◆ Task to carry out
Your task is to repeat the listing exactly.

◆ Records for the exercise
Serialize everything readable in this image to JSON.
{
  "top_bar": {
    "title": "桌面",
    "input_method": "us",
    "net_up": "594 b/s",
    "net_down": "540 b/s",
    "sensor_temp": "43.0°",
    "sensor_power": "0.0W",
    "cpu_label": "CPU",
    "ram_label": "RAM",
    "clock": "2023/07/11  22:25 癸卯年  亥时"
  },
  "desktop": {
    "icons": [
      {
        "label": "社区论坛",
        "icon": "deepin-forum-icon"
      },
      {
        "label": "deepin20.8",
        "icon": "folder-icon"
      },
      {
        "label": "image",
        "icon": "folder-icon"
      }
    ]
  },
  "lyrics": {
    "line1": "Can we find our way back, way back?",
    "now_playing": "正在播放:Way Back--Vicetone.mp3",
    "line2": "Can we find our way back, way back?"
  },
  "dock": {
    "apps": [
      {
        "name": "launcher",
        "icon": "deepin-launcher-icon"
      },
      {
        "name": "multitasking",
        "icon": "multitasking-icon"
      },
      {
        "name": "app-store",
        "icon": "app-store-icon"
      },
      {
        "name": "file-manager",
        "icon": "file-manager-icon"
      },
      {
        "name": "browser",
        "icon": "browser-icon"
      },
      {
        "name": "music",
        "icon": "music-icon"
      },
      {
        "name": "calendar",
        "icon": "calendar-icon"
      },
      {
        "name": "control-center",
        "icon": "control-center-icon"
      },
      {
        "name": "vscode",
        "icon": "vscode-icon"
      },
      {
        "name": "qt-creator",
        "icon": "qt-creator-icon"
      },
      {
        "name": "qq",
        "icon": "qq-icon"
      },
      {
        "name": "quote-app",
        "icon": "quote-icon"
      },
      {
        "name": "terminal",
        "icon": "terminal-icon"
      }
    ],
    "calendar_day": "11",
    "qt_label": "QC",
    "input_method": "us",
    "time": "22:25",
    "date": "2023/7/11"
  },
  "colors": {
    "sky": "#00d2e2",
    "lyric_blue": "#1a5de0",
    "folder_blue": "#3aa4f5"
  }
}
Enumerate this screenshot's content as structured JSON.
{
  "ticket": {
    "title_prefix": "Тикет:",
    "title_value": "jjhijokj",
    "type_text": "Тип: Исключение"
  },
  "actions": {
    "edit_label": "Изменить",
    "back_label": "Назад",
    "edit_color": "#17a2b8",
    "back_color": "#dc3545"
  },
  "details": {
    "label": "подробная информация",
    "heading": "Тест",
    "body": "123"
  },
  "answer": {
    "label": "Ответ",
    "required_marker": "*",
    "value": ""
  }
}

◆ Response for this exercise
Serialize everything readable in this image to JSON.
{
  "top_bar": {
    "title": "桌面",
    "input_method": "us",
    "net_up": "594 b/s",
    "net_down": "540 b/s",
    "sensor_temp": "43.0°",
    "sensor_power": "0.0W",
    "cpu_label": "CPU",
    "ram_label": "RAM",
    "clock": "2023/07/11  22:25 癸卯年  亥时"
  },
  "desktop": {
    "icons": [
      {
        "label": "社区论坛",
        "icon": "deepin-forum-icon"
      },
      {
        "label": "deepin20.8",
        "icon": "folder-icon"
      },
      {
        "label": "image",
        "icon": "folder-icon"
      }
    ]
  },
  "lyrics": {
    "line1": "Can we find our way back, way back?",
    "now_playing": "正在播放:Way Back--Vicetone.mp3",
    "line2": "Can we find our way back, way back?"
  },
  "dock": {
    "apps": [
      {
        "name": "launcher",
        "icon": "deepin-launcher-icon"
      },
      {
        "name": "multitasking",
        "icon": "multitasking-icon"
      },
      {
        "name": "app-store",
        "icon": "app-store-icon"
      },
      {
        "name": "file-manager",
        "icon": "file-manager-icon"
      },
      {
        "name": "browser",
        "icon": "browser-icon"
      },
      {
        "name": "music",
        "icon": "music-icon"
      },
      {
        "name": "calendar",
        "icon": "calendar-icon"
      },
      {
        "name": "control-center",
        "icon": "control-center-icon"
      },
      {
        "name": "vscode",
        "icon": "vscode-icon"
      },
      {
        "name": "qt-creator",
        "icon": "qt-creator-icon"
      },
      {
        "name": "qq",
        "icon": "qq-icon"
      },
      {
        "name": "quote-app",
        "icon": "quote-icon"
      },
      {
        "name": "terminal",
        "icon": "terminal-icon"
      }
    ],
    "calendar_day": "11",
    "qt_label": "QC",
    "input_method": "us",
    "time": "22:25",
    "date": "2023/7/11"
  },
  "colors": {
    "sky": "#00d2e2",
    "lyric_blue": "#1a5de0",
    "folder_blue": "#3aa4f5"
  }
}
Enumerate this screenshot's content as structured JSON.
{
  "ticket": {
    "title_prefix": "Тикет:",
    "title_value": "jjhijokj",
    "type_text": "Тип: Исключение"
  },
  "actions": {
    "edit_label": "Изменить",
    "back_label": "Назад",
    "edit_color": "#17a2b8",
    "back_color": "#dc3545"
  },
  "details": {
    "label": "подробная информация",
    "heading": "Тест",
    "body": "123"
  },
  "answer": {
    "label": "Ответ",
    "required_marker": "*",
    "value": ""
  }
}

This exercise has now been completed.